[Saved entries]
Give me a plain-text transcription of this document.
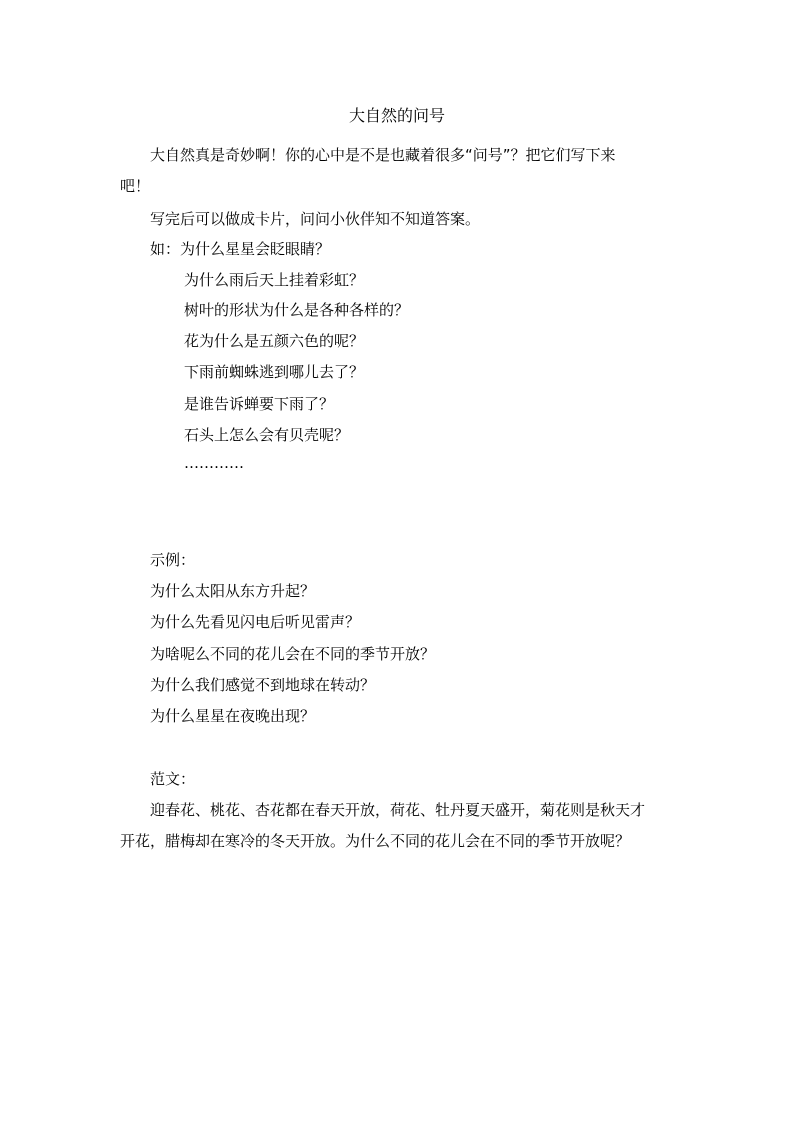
大自然的问号
大自然真是奇妙啊！你的心中是不是也藏着很多“问号”？把它们写下来
吧！
写完后可以做成卡片，问问小伙伴知不知道答案。
如：为什么星星会眨眼睛？
为什么雨后天上挂着彩虹？
树叶的形状为什么是各种各样的？
花为什么是五颜六色的呢？
下雨前蜘蛛逃到哪儿去了？
是谁告诉蝉要下雨了？
石头上怎么会有贝壳呢？
…………
示例：
为什么太阳从东方升起？
为什么先看见闪电后听见雷声？
为啥呢么不同的花儿会在不同的季节开放？
为什么我们感觉不到地球在转动？
为什么星星在夜晚出现？
范文：
迎春花、桃花、杏花都在春天开放，荷花、牡丹夏天盛开，菊花则是秋天才
开花，腊梅却在寒冷的冬天开放。为什么不同的花儿会在不同的季节开放呢？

### GIVEN EXERCISE
Copy all the entries word for word. Omit any pictures.

### RESULT OF THE TASK
Give me a plain-text transcription of this document.
大自然的问号
大自然真是奇妙啊！你的心中是不是也藏着很多“问号”？把它们写下来
吧！
写完后可以做成卡片，问问小伙伴知不知道答案。
如：为什么星星会眨眼睛？
为什么雨后天上挂着彩虹？
树叶的形状为什么是各种各样的？
花为什么是五颜六色的呢？
下雨前蜘蛛逃到哪儿去了？
是谁告诉蝉要下雨了？
石头上怎么会有贝壳呢？
…………
示例：
为什么太阳从东方升起？
为什么先看见闪电后听见雷声？
为啥呢么不同的花儿会在不同的季节开放？
为什么我们感觉不到地球在转动？
为什么星星在夜晚出现？
范文：
迎春花、桃花、杏花都在春天开放，荷花、牡丹夏天盛开，菊花则是秋天才
开花，腊梅却在寒冷的冬天开放。为什么不同的花儿会在不同的季节开放呢？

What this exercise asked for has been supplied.